Goal
Retype each entry below, keeping every character the same.

Material shown
════════════════════

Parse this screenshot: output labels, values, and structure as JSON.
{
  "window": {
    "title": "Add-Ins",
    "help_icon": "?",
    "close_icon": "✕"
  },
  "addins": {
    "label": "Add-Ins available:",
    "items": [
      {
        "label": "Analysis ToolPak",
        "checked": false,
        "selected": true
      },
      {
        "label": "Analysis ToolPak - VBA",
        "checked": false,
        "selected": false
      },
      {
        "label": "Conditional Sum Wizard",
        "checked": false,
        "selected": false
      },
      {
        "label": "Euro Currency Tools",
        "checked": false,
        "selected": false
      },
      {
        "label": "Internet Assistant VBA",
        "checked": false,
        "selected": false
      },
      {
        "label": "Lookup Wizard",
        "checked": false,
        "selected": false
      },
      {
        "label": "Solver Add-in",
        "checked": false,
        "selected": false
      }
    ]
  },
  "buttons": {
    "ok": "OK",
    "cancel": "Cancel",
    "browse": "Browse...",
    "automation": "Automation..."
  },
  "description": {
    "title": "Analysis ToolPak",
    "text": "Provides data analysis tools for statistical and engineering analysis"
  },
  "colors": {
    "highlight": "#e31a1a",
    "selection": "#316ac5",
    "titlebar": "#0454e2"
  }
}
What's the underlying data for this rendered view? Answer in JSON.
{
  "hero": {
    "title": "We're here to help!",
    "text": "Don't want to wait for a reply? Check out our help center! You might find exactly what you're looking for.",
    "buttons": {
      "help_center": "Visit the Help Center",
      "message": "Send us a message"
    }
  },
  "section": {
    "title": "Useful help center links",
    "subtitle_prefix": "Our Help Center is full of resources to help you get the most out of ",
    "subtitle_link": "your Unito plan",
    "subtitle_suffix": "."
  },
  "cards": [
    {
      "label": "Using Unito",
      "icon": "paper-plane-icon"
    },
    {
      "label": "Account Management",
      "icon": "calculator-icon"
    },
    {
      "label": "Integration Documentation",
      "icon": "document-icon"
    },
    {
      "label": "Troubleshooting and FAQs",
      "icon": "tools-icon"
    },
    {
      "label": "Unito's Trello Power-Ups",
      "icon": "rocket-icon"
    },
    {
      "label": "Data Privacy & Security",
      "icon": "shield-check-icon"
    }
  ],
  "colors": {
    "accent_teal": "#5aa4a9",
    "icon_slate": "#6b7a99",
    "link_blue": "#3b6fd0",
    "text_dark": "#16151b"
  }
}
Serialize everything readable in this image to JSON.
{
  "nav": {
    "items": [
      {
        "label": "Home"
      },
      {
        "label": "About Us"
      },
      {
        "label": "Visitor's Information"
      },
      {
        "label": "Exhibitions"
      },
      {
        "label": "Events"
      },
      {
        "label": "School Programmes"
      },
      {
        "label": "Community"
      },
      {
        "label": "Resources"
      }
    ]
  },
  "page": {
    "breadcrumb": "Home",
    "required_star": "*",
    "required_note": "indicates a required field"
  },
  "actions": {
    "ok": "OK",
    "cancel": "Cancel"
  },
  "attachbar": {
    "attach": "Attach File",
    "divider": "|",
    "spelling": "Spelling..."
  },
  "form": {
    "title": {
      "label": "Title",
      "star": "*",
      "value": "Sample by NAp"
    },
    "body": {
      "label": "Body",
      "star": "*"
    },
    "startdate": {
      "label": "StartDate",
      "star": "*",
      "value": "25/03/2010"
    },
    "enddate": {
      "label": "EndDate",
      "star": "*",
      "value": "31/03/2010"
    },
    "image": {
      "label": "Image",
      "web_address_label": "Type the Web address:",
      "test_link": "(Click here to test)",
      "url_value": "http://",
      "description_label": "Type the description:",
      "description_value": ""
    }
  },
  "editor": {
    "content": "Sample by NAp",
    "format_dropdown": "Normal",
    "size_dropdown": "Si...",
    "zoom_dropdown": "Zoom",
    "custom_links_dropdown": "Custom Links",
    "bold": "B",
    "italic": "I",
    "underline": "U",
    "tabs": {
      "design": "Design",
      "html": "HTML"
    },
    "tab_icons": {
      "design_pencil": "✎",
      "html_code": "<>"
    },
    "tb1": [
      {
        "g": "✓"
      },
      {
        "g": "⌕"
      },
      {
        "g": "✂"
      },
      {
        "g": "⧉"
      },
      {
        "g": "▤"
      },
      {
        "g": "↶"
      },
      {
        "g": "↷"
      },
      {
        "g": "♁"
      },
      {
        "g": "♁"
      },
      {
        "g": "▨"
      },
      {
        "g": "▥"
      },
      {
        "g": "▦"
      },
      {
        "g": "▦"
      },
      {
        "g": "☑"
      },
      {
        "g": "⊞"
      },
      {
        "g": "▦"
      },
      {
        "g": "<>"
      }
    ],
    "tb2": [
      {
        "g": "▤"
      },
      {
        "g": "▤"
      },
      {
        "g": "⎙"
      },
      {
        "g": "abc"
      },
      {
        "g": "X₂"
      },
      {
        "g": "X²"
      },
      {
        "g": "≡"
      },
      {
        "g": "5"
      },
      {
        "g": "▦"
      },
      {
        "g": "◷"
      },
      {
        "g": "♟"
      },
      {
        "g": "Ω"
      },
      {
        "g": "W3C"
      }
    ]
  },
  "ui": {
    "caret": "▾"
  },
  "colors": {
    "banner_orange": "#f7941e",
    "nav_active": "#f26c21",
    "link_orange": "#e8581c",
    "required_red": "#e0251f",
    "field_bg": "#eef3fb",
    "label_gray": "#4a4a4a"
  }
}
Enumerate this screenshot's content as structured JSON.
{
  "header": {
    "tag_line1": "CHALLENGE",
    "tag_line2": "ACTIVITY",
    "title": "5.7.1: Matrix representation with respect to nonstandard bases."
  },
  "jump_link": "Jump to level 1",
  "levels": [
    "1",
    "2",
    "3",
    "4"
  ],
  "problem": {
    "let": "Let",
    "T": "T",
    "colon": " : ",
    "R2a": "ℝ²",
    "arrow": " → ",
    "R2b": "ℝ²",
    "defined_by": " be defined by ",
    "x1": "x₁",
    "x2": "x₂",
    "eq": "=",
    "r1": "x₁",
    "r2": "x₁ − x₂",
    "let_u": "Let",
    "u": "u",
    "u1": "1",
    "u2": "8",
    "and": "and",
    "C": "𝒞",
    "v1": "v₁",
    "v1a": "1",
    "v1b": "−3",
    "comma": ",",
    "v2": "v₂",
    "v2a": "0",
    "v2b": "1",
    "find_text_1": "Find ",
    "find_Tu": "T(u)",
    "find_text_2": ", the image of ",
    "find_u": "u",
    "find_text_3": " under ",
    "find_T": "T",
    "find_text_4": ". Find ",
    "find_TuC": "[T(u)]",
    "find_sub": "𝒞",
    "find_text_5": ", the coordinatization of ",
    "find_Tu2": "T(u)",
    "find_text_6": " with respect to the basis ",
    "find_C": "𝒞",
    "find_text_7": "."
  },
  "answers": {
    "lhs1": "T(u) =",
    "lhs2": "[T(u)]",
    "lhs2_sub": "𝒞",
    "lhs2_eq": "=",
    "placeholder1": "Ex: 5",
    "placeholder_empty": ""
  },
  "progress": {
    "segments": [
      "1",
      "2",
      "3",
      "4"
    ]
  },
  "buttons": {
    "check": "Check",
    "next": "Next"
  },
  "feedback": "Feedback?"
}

════════════════════

Answer below
Parse this screenshot: output labels, values, and structure as JSON.
{
  "window": {
    "title": "Add-Ins",
    "help_icon": "?",
    "close_icon": "✕"
  },
  "addins": {
    "label": "Add-Ins available:",
    "items": [
      {
        "label": "Analysis ToolPak",
        "checked": false,
        "selected": true
      },
      {
        "label": "Analysis ToolPak - VBA",
        "checked": false,
        "selected": false
      },
      {
        "label": "Conditional Sum Wizard",
        "checked": false,
        "selected": false
      },
      {
        "label": "Euro Currency Tools",
        "checked": false,
        "selected": false
      },
      {
        "label": "Internet Assistant VBA",
        "checked": false,
        "selected": false
      },
      {
        "label": "Lookup Wizard",
        "checked": false,
        "selected": false
      },
      {
        "label": "Solver Add-in",
        "checked": false,
        "selected": false
      }
    ]
  },
  "buttons": {
    "ok": "OK",
    "cancel": "Cancel",
    "browse": "Browse...",
    "automation": "Automation..."
  },
  "description": {
    "title": "Analysis ToolPak",
    "text": "Provides data analysis tools for statistical and engineering analysis"
  },
  "colors": {
    "highlight": "#e31a1a",
    "selection": "#316ac5",
    "titlebar": "#0454e2"
  }
}
What's the underlying data for this rendered view? Answer in JSON.
{
  "hero": {
    "title": "We're here to help!",
    "text": "Don't want to wait for a reply? Check out our help center! You might find exactly what you're looking for.",
    "buttons": {
      "help_center": "Visit the Help Center",
      "message": "Send us a message"
    }
  },
  "section": {
    "title": "Useful help center links",
    "subtitle_prefix": "Our Help Center is full of resources to help you get the most out of ",
    "subtitle_link": "your Unito plan",
    "subtitle_suffix": "."
  },
  "cards": [
    {
      "label": "Using Unito",
      "icon": "paper-plane-icon"
    },
    {
      "label": "Account Management",
      "icon": "calculator-icon"
    },
    {
      "label": "Integration Documentation",
      "icon": "document-icon"
    },
    {
      "label": "Troubleshooting and FAQs",
      "icon": "tools-icon"
    },
    {
      "label": "Unito's Trello Power-Ups",
      "icon": "rocket-icon"
    },
    {
      "label": "Data Privacy & Security",
      "icon": "shield-check-icon"
    }
  ],
  "colors": {
    "accent_teal": "#5aa4a9",
    "icon_slate": "#6b7a99",
    "link_blue": "#3b6fd0",
    "text_dark": "#16151b"
  }
}
Serialize everything readable in this image to JSON.
{
  "nav": {
    "items": [
      {
        "label": "Home"
      },
      {
        "label": "About Us"
      },
      {
        "label": "Visitor's Information"
      },
      {
        "label": "Exhibitions"
      },
      {
        "label": "Events"
      },
      {
        "label": "School Programmes"
      },
      {
        "label": "Community"
      },
      {
        "label": "Resources"
      }
    ]
  },
  "page": {
    "breadcrumb": "Home",
    "required_star": "*",
    "required_note": "indicates a required field"
  },
  "actions": {
    "ok": "OK",
    "cancel": "Cancel"
  },
  "attachbar": {
    "attach": "Attach File",
    "divider": "|",
    "spelling": "Spelling..."
  },
  "form": {
    "title": {
      "label": "Title",
      "star": "*",
      "value": "Sample by NAp"
    },
    "body": {
      "label": "Body",
      "star": "*"
    },
    "startdate": {
      "label": "StartDate",
      "star": "*",
      "value": "25/03/2010"
    },
    "enddate": {
      "label": "EndDate",
      "star": "*",
      "value": "31/03/2010"
    },
    "image": {
      "label": "Image",
      "web_address_label": "Type the Web address:",
      "test_link": "(Click here to test)",
      "url_value": "http://",
      "description_label": "Type the description:",
      "description_value": ""
    }
  },
  "editor": {
    "content": "Sample by NAp",
    "format_dropdown": "Normal",
    "size_dropdown": "Si...",
    "zoom_dropdown": "Zoom",
    "custom_links_dropdown": "Custom Links",
    "bold": "B",
    "italic": "I",
    "underline": "U",
    "tabs": {
      "design": "Design",
      "html": "HTML"
    },
    "tab_icons": {
      "design_pencil": "✎",
      "html_code": "<>"
    },
    "tb1": [
      {
        "g": "✓"
      },
      {
        "g": "⌕"
      },
      {
        "g": "✂"
      },
      {
        "g": "⧉"
      },
      {
        "g": "▤"
      },
      {
        "g": "↶"
      },
      {
        "g": "↷"
      },
      {
        "g": "♁"
      },
      {
        "g": "♁"
      },
      {
        "g": "▨"
      },
      {
        "g": "▥"
      },
      {
        "g": "▦"
      },
      {
        "g": "▦"
      },
      {
        "g": "☑"
      },
      {
        "g": "⊞"
      },
      {
        "g": "▦"
      },
      {
        "g": "<>"
      }
    ],
    "tb2": [
      {
        "g": "▤"
      },
      {
        "g": "▤"
      },
      {
        "g": "⎙"
      },
      {
        "g": "abc"
      },
      {
        "g": "X₂"
      },
      {
        "g": "X²"
      },
      {
        "g": "≡"
      },
      {
        "g": "5"
      },
      {
        "g": "▦"
      },
      {
        "g": "◷"
      },
      {
        "g": "♟"
      },
      {
        "g": "Ω"
      },
      {
        "g": "W3C"
      }
    ]
  },
  "ui": {
    "caret": "▾"
  },
  "colors": {
    "banner_orange": "#f7941e",
    "nav_active": "#f26c21",
    "link_orange": "#e8581c",
    "required_red": "#e0251f",
    "field_bg": "#eef3fb",
    "label_gray": "#4a4a4a"
  }
}
Enumerate this screenshot's content as structured JSON.
{
  "header": {
    "tag_line1": "CHALLENGE",
    "tag_line2": "ACTIVITY",
    "title": "5.7.1: Matrix representation with respect to nonstandard bases."
  },
  "jump_link": "Jump to level 1",
  "levels": [
    "1",
    "2",
    "3",
    "4"
  ],
  "problem": {
    "let": "Let",
    "T": "T",
    "colon": " : ",
    "R2a": "ℝ²",
    "arrow": " → ",
    "R2b": "ℝ²",
    "defined_by": " be defined by ",
    "x1": "x₁",
    "x2": "x₂",
    "eq": "=",
    "r1": "x₁",
    "r2": "x₁ − x₂",
    "let_u": "Let",
    "u": "u",
    "u1": "1",
    "u2": "8",
    "and": "and",
    "C": "𝒞",
    "v1": "v₁",
    "v1a": "1",
    "v1b": "−3",
    "comma": ",",
    "v2": "v₂",
    "v2a": "0",
    "v2b": "1",
    "find_text_1": "Find ",
    "find_Tu": "T(u)",
    "find_text_2": ", the image of ",
    "find_u": "u",
    "find_text_3": " under ",
    "find_T": "T",
    "find_text_4": ". Find ",
    "find_TuC": "[T(u)]",
    "find_sub": "𝒞",
    "find_text_5": ", the coordinatization of ",
    "find_Tu2": "T(u)",
    "find_text_6": " with respect to the basis ",
    "find_C": "𝒞",
    "find_text_7": "."
  },
  "answers": {
    "lhs1": "T(u) =",
    "lhs2": "[T(u)]",
    "lhs2_sub": "𝒞",
    "lhs2_eq": "=",
    "placeholder1": "Ex: 5",
    "placeholder_empty": ""
  },
  "progress": {
    "segments": [
      "1",
      "2",
      "3",
      "4"
    ]
  },
  "buttons": {
    "check": "Check",
    "next": "Next"
  },
  "feedback": "Feedback?"
}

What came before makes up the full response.